Reproduce each of the lines word for word.

* * * * * * *

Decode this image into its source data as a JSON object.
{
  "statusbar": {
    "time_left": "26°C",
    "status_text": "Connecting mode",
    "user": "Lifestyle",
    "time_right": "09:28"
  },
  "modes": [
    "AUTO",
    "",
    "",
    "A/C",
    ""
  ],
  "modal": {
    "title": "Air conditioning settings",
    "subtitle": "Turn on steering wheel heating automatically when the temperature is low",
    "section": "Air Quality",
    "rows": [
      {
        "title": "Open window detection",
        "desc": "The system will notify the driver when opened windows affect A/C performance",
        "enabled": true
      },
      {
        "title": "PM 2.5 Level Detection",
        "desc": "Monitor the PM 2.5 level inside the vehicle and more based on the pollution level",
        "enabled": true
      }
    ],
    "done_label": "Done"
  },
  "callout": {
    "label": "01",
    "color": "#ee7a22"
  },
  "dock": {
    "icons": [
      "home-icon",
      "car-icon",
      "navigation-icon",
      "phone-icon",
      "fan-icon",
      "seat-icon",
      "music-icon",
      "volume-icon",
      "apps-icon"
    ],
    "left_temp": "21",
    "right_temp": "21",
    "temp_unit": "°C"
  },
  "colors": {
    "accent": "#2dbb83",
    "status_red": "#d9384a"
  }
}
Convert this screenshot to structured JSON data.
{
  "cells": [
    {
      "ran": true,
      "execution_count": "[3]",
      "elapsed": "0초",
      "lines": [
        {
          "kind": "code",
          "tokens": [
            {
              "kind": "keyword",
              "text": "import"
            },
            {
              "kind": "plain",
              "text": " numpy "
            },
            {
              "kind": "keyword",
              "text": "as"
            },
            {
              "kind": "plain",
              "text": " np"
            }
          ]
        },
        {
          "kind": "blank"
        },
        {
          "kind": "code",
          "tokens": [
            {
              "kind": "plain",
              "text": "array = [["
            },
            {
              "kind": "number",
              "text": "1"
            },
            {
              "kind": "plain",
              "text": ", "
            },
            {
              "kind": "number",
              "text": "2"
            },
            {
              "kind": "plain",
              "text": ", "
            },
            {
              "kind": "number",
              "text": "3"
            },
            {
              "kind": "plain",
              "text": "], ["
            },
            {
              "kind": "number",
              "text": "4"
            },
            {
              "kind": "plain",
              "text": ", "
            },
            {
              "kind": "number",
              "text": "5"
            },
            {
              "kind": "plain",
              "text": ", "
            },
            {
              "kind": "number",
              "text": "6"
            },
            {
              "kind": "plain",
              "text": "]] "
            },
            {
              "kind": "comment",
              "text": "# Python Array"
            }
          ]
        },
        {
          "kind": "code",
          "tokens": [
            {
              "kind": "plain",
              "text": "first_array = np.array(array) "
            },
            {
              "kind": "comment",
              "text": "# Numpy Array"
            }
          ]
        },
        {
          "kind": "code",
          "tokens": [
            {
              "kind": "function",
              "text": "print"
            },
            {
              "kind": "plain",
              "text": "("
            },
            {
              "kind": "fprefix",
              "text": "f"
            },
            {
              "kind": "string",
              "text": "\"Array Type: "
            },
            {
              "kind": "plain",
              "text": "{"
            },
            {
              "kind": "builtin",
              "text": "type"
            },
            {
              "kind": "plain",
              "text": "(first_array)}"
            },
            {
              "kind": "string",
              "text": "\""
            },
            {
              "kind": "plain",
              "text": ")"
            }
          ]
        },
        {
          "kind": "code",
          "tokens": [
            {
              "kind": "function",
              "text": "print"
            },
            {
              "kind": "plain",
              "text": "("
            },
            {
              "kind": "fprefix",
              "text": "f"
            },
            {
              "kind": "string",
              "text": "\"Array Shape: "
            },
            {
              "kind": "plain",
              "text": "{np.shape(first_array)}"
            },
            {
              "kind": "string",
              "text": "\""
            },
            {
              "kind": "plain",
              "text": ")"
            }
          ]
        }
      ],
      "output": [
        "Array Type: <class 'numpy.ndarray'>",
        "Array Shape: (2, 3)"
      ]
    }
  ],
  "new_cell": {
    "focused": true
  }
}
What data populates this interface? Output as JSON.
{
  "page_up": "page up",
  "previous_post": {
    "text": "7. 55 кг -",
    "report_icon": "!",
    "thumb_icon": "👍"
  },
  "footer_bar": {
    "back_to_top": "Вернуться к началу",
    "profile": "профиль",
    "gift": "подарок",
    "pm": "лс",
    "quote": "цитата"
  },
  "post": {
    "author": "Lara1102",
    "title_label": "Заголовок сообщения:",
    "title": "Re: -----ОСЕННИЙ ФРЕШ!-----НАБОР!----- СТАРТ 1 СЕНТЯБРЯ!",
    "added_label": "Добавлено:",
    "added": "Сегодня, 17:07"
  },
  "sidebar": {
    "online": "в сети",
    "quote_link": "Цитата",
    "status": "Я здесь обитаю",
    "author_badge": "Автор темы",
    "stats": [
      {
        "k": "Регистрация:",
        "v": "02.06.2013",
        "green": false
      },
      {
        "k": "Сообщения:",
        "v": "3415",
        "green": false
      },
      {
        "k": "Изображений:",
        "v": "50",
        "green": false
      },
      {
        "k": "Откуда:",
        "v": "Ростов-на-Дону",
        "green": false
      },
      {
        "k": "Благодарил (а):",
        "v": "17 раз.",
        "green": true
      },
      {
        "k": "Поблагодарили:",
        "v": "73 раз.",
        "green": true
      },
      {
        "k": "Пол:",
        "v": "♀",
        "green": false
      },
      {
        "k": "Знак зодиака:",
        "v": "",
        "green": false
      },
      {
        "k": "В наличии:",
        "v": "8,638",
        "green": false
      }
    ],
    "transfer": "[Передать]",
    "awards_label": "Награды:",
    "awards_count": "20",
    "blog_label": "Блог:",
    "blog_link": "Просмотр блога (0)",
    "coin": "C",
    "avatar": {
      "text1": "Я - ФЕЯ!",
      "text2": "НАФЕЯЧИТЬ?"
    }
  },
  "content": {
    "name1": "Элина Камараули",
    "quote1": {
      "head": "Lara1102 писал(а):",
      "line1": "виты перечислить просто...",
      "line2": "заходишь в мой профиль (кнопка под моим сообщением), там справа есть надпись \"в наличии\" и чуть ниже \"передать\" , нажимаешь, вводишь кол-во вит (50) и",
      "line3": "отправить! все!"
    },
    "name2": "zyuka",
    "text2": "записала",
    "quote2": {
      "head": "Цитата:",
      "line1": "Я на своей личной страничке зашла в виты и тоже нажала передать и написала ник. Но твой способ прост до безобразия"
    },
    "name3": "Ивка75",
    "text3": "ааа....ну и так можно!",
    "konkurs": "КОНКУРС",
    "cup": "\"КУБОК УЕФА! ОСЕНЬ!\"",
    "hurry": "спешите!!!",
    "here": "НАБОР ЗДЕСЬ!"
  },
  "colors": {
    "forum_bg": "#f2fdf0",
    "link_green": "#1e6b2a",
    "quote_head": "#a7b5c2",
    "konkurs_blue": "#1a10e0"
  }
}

* * * * * * *

SOLUTION TO THE PROBLEM:
Decode this image into its source data as a JSON object.
{
  "statusbar": {
    "time_left": "26°C",
    "status_text": "Connecting mode",
    "user": "Lifestyle",
    "time_right": "09:28"
  },
  "modes": [
    "AUTO",
    "",
    "",
    "A/C",
    ""
  ],
  "modal": {
    "title": "Air conditioning settings",
    "subtitle": "Turn on steering wheel heating automatically when the temperature is low",
    "section": "Air Quality",
    "rows": [
      {
        "title": "Open window detection",
        "desc": "The system will notify the driver when opened windows affect A/C performance",
        "enabled": true
      },
      {
        "title": "PM 2.5 Level Detection",
        "desc": "Monitor the PM 2.5 level inside the vehicle and more based on the pollution level",
        "enabled": true
      }
    ],
    "done_label": "Done"
  },
  "callout": {
    "label": "01",
    "color": "#ee7a22"
  },
  "dock": {
    "icons": [
      "home-icon",
      "car-icon",
      "navigation-icon",
      "phone-icon",
      "fan-icon",
      "seat-icon",
      "music-icon",
      "volume-icon",
      "apps-icon"
    ],
    "left_temp": "21",
    "right_temp": "21",
    "temp_unit": "°C"
  },
  "colors": {
    "accent": "#2dbb83",
    "status_red": "#d9384a"
  }
}
Convert this screenshot to structured JSON data.
{
  "cells": [
    {
      "ran": true,
      "execution_count": "[3]",
      "elapsed": "0초",
      "lines": [
        {
          "kind": "code",
          "tokens": [
            {
              "kind": "keyword",
              "text": "import"
            },
            {
              "kind": "plain",
              "text": " numpy "
            },
            {
              "kind": "keyword",
              "text": "as"
            },
            {
              "kind": "plain",
              "text": " np"
            }
          ]
        },
        {
          "kind": "blank"
        },
        {
          "kind": "code",
          "tokens": [
            {
              "kind": "plain",
              "text": "array = [["
            },
            {
              "kind": "number",
              "text": "1"
            },
            {
              "kind": "plain",
              "text": ", "
            },
            {
              "kind": "number",
              "text": "2"
            },
            {
              "kind": "plain",
              "text": ", "
            },
            {
              "kind": "number",
              "text": "3"
            },
            {
              "kind": "plain",
              "text": "], ["
            },
            {
              "kind": "number",
              "text": "4"
            },
            {
              "kind": "plain",
              "text": ", "
            },
            {
              "kind": "number",
              "text": "5"
            },
            {
              "kind": "plain",
              "text": ", "
            },
            {
              "kind": "number",
              "text": "6"
            },
            {
              "kind": "plain",
              "text": "]] "
            },
            {
              "kind": "comment",
              "text": "# Python Array"
            }
          ]
        },
        {
          "kind": "code",
          "tokens": [
            {
              "kind": "plain",
              "text": "first_array = np.array(array) "
            },
            {
              "kind": "comment",
              "text": "# Numpy Array"
            }
          ]
        },
        {
          "kind": "code",
          "tokens": [
            {
              "kind": "function",
              "text": "print"
            },
            {
              "kind": "plain",
              "text": "("
            },
            {
              "kind": "fprefix",
              "text": "f"
            },
            {
              "kind": "string",
              "text": "\"Array Type: "
            },
            {
              "kind": "plain",
              "text": "{"
            },
            {
              "kind": "builtin",
              "text": "type"
            },
            {
              "kind": "plain",
              "text": "(first_array)}"
            },
            {
              "kind": "string",
              "text": "\""
            },
            {
              "kind": "plain",
              "text": ")"
            }
          ]
        },
        {
          "kind": "code",
          "tokens": [
            {
              "kind": "function",
              "text": "print"
            },
            {
              "kind": "plain",
              "text": "("
            },
            {
              "kind": "fprefix",
              "text": "f"
            },
            {
              "kind": "string",
              "text": "\"Array Shape: "
            },
            {
              "kind": "plain",
              "text": "{np.shape(first_array)}"
            },
            {
              "kind": "string",
              "text": "\""
            },
            {
              "kind": "plain",
              "text": ")"
            }
          ]
        }
      ],
      "output": [
        "Array Type: <class 'numpy.ndarray'>",
        "Array Shape: (2, 3)"
      ]
    }
  ],
  "new_cell": {
    "focused": true
  }
}
What data populates this interface? Output as JSON.
{
  "page_up": "page up",
  "previous_post": {
    "text": "7. 55 кг -",
    "report_icon": "!",
    "thumb_icon": "👍"
  },
  "footer_bar": {
    "back_to_top": "Вернуться к началу",
    "profile": "профиль",
    "gift": "подарок",
    "pm": "лс",
    "quote": "цитата"
  },
  "post": {
    "author": "Lara1102",
    "title_label": "Заголовок сообщения:",
    "title": "Re: -----ОСЕННИЙ ФРЕШ!-----НАБОР!----- СТАРТ 1 СЕНТЯБРЯ!",
    "added_label": "Добавлено:",
    "added": "Сегодня, 17:07"
  },
  "sidebar": {
    "online": "в сети",
    "quote_link": "Цитата",
    "status": "Я здесь обитаю",
    "author_badge": "Автор темы",
    "stats": [
      {
        "k": "Регистрация:",
        "v": "02.06.2013",
        "green": false
      },
      {
        "k": "Сообщения:",
        "v": "3415",
        "green": false
      },
      {
        "k": "Изображений:",
        "v": "50",
        "green": false
      },
      {
        "k": "Откуда:",
        "v": "Ростов-на-Дону",
        "green": false
      },
      {
        "k": "Благодарил (а):",
        "v": "17 раз.",
        "green": true
      },
      {
        "k": "Поблагодарили:",
        "v": "73 раз.",
        "green": true
      },
      {
        "k": "Пол:",
        "v": "♀",
        "green": false
      },
      {
        "k": "Знак зодиака:",
        "v": "",
        "green": false
      },
      {
        "k": "В наличии:",
        "v": "8,638",
        "green": false
      }
    ],
    "transfer": "[Передать]",
    "awards_label": "Награды:",
    "awards_count": "20",
    "blog_label": "Блог:",
    "blog_link": "Просмотр блога (0)",
    "coin": "C",
    "avatar": {
      "text1": "Я - ФЕЯ!",
      "text2": "НАФЕЯЧИТЬ?"
    }
  },
  "content": {
    "name1": "Элина Камараули",
    "quote1": {
      "head": "Lara1102 писал(а):",
      "line1": "виты перечислить просто...",
      "line2": "заходишь в мой профиль (кнопка под моим сообщением), там справа есть надпись \"в наличии\" и чуть ниже \"передать\" , нажимаешь, вводишь кол-во вит (50) и",
      "line3": "отправить! все!"
    },
    "name2": "zyuka",
    "text2": "записала",
    "quote2": {
      "head": "Цитата:",
      "line1": "Я на своей личной страничке зашла в виты и тоже нажала передать и написала ник. Но твой способ прост до безобразия"
    },
    "name3": "Ивка75",
    "text3": "ааа....ну и так можно!",
    "konkurs": "КОНКУРС",
    "cup": "\"КУБОК УЕФА! ОСЕНЬ!\"",
    "hurry": "спешите!!!",
    "here": "НАБОР ЗДЕСЬ!"
  },
  "colors": {
    "forum_bg": "#f2fdf0",
    "link_green": "#1e6b2a",
    "quote_head": "#a7b5c2",
    "konkurs_blue": "#1a10e0"
  }
}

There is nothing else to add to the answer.